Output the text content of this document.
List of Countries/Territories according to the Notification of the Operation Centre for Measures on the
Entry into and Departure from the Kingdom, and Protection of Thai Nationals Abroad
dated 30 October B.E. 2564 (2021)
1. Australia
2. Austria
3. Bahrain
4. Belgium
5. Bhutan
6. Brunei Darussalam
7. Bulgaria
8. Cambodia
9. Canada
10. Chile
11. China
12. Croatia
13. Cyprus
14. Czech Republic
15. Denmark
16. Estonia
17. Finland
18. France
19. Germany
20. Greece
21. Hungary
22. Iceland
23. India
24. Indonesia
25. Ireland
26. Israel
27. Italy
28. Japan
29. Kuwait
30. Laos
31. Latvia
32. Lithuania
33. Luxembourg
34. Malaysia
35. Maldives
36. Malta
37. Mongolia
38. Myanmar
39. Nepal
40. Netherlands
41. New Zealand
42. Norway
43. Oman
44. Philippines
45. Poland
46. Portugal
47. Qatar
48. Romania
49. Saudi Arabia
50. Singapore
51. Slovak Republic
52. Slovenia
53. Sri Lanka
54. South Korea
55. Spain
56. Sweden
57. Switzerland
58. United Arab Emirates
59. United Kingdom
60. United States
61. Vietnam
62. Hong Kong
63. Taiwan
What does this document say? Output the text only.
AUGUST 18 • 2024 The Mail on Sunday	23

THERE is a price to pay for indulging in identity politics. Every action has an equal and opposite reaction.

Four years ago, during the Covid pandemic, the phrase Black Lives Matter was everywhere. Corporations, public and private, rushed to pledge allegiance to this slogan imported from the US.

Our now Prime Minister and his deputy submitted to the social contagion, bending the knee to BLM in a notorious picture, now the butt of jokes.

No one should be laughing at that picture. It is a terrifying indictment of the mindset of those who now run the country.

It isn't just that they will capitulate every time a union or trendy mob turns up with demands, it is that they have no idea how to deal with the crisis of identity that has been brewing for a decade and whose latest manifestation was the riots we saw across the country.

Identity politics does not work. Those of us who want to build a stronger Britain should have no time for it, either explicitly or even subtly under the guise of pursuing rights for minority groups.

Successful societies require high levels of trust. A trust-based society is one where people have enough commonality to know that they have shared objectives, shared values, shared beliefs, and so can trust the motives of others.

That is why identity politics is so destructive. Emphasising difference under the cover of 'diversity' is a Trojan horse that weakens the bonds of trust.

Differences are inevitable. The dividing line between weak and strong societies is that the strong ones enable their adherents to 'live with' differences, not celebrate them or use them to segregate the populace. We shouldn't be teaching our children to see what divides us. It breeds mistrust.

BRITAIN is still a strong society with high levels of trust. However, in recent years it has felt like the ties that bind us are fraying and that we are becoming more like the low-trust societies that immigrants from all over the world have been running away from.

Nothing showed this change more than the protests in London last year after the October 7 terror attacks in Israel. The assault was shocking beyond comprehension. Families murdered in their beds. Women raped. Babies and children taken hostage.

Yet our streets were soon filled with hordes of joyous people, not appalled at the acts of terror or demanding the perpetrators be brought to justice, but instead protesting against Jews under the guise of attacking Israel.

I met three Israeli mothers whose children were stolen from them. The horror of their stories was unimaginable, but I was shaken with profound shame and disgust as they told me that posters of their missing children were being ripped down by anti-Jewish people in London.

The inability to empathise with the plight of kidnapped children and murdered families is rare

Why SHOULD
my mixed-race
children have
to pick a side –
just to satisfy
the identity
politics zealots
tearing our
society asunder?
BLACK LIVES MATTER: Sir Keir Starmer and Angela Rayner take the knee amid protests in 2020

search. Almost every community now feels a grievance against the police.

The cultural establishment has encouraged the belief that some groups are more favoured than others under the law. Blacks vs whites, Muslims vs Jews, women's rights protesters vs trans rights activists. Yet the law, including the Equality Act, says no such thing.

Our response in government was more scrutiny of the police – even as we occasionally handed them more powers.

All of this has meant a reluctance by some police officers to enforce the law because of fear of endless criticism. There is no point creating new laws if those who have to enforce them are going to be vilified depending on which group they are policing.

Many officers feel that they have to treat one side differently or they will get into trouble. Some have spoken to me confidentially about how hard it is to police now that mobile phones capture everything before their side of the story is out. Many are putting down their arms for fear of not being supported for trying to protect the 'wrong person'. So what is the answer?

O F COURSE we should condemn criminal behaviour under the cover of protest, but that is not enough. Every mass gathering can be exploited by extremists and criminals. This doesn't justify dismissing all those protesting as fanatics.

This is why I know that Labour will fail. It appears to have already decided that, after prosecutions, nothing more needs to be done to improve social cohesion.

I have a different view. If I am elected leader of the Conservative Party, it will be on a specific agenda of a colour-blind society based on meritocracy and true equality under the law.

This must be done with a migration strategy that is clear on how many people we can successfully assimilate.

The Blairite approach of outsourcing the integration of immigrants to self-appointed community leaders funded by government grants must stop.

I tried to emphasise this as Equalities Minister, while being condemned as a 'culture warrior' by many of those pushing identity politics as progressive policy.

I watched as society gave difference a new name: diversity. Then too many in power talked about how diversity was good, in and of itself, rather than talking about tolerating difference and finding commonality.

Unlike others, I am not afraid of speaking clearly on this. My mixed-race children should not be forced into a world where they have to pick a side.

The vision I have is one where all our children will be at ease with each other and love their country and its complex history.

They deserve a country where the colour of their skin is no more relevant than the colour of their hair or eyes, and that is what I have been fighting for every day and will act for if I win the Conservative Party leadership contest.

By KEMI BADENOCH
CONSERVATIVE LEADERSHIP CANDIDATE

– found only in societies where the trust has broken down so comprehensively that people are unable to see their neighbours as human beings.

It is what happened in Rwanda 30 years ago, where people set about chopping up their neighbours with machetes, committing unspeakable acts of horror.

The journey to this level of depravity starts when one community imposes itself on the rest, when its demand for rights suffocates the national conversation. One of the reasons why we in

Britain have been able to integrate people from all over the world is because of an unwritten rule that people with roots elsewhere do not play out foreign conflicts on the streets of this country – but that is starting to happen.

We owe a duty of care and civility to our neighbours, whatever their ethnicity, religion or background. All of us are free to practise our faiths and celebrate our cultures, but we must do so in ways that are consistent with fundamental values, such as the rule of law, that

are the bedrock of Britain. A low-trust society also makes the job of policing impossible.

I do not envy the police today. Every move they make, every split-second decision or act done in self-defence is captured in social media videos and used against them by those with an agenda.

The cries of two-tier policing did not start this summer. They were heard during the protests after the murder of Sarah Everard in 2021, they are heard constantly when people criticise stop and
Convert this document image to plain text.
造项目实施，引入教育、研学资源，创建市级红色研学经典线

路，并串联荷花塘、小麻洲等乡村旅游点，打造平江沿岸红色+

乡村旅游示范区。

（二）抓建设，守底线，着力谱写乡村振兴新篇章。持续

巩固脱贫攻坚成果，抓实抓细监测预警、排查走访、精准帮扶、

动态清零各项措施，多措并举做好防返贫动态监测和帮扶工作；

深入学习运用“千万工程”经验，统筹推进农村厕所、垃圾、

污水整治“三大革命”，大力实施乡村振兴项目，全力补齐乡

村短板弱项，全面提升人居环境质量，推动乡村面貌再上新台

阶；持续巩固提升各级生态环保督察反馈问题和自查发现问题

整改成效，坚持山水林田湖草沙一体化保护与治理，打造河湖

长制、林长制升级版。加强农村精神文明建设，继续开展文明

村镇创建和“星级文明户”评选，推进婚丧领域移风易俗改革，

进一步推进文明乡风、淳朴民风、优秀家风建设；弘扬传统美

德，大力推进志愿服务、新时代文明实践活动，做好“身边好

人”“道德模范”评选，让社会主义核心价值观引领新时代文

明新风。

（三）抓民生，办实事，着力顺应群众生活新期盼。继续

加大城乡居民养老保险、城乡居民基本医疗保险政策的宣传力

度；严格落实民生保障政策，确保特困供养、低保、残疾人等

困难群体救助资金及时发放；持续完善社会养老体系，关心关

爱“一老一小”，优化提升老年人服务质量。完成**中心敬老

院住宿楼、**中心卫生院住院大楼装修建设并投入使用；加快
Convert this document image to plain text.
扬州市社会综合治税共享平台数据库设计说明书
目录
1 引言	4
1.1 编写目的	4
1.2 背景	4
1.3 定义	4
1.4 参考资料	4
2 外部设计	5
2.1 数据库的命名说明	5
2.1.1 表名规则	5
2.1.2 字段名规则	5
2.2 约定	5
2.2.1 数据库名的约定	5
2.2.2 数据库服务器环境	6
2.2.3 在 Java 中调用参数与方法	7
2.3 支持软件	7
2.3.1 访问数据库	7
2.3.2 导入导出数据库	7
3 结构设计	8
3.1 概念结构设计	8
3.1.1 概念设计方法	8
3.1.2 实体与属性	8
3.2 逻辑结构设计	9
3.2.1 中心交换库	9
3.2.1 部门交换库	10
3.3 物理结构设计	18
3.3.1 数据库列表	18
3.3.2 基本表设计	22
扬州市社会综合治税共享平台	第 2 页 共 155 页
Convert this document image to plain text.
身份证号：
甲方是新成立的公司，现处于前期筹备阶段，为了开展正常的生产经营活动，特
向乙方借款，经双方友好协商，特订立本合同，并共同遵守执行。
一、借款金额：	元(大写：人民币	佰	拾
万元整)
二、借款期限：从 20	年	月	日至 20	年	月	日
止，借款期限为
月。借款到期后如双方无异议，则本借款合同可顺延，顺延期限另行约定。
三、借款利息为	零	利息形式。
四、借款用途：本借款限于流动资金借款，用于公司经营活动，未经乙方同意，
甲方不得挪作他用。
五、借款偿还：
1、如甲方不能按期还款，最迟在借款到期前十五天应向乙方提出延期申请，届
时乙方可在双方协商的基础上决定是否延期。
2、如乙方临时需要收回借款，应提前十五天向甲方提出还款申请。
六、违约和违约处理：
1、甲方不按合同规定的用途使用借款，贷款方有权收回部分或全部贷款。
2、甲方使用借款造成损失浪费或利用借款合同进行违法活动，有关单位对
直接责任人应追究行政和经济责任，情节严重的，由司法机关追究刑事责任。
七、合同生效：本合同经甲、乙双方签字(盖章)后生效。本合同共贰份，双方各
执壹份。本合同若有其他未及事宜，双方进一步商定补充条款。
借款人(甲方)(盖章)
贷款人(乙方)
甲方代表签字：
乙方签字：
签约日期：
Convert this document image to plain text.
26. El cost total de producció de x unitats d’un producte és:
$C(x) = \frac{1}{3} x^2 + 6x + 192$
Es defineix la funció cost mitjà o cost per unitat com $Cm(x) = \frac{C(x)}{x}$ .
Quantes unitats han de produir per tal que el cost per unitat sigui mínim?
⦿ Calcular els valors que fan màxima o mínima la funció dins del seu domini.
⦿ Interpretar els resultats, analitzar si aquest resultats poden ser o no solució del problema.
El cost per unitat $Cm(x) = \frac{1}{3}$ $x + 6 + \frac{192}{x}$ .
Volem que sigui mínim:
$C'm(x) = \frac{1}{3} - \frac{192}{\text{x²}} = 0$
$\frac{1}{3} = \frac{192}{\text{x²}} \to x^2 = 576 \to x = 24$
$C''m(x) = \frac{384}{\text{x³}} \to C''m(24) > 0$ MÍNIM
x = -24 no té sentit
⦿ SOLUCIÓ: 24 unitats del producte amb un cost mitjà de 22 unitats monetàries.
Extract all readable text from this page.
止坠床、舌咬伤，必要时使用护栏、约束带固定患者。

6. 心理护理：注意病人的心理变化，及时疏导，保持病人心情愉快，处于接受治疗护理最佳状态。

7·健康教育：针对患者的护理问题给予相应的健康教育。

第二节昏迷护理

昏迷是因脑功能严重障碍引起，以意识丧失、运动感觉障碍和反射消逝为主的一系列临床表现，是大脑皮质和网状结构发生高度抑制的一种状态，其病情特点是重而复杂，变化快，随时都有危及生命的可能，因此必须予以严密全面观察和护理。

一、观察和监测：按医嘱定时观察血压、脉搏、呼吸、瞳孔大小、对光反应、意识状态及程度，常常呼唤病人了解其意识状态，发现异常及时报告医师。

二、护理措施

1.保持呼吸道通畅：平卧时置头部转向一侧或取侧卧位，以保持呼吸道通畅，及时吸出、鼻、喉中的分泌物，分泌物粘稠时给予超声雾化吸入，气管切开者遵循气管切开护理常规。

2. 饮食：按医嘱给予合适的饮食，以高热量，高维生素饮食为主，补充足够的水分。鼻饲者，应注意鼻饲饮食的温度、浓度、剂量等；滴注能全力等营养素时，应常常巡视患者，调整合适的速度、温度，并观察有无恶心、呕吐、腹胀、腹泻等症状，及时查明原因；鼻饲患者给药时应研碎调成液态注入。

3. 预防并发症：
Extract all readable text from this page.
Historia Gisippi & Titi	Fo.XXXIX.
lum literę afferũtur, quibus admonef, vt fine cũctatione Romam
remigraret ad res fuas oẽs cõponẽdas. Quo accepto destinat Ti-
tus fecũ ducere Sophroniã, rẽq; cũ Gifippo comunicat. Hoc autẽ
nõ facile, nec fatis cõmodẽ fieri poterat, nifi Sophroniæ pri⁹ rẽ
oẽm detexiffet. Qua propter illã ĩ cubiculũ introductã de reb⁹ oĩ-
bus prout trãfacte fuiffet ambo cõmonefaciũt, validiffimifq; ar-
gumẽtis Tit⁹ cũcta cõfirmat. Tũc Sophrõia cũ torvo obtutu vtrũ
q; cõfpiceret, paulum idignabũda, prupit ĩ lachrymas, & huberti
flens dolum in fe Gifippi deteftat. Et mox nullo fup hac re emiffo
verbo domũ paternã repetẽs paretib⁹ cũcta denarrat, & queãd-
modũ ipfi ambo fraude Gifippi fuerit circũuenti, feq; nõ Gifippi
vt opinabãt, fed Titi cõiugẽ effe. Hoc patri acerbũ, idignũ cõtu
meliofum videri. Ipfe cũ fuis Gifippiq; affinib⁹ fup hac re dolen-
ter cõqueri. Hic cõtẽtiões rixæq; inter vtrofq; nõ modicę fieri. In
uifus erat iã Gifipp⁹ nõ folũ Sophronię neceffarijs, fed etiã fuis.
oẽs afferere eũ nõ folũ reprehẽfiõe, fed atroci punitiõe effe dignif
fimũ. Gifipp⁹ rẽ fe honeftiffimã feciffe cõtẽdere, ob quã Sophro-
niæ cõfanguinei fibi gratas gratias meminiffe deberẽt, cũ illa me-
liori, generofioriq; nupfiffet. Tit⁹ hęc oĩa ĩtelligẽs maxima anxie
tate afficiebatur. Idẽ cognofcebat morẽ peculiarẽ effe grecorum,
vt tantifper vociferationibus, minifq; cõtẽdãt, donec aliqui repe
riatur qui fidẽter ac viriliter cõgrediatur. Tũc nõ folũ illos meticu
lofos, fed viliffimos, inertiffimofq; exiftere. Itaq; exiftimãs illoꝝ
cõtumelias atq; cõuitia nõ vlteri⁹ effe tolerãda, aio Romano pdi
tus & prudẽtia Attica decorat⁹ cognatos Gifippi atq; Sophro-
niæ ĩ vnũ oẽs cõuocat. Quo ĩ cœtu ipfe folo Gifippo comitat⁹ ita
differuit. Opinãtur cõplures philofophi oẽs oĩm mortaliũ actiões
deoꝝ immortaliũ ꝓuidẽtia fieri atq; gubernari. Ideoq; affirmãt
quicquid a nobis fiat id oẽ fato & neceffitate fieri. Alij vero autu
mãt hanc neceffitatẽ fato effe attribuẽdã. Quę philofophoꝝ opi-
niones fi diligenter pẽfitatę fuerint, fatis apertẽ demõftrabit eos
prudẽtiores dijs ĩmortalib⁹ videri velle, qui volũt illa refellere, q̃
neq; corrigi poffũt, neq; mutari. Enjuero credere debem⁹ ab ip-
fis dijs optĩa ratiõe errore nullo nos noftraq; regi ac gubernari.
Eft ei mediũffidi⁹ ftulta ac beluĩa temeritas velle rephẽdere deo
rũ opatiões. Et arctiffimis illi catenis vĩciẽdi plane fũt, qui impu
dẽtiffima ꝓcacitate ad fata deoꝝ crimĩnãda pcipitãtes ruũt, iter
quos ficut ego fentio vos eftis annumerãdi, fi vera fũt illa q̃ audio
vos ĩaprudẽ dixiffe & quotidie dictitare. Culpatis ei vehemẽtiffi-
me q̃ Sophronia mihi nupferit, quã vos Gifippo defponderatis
· · · · · · ·
Stated problem:
Copy every line in the records above that contains the word "Kingdom".

Exercise output:
Entry into and Departure from the Kingdom, and Protection of Thai Nationals Abroad
59. United Kingdom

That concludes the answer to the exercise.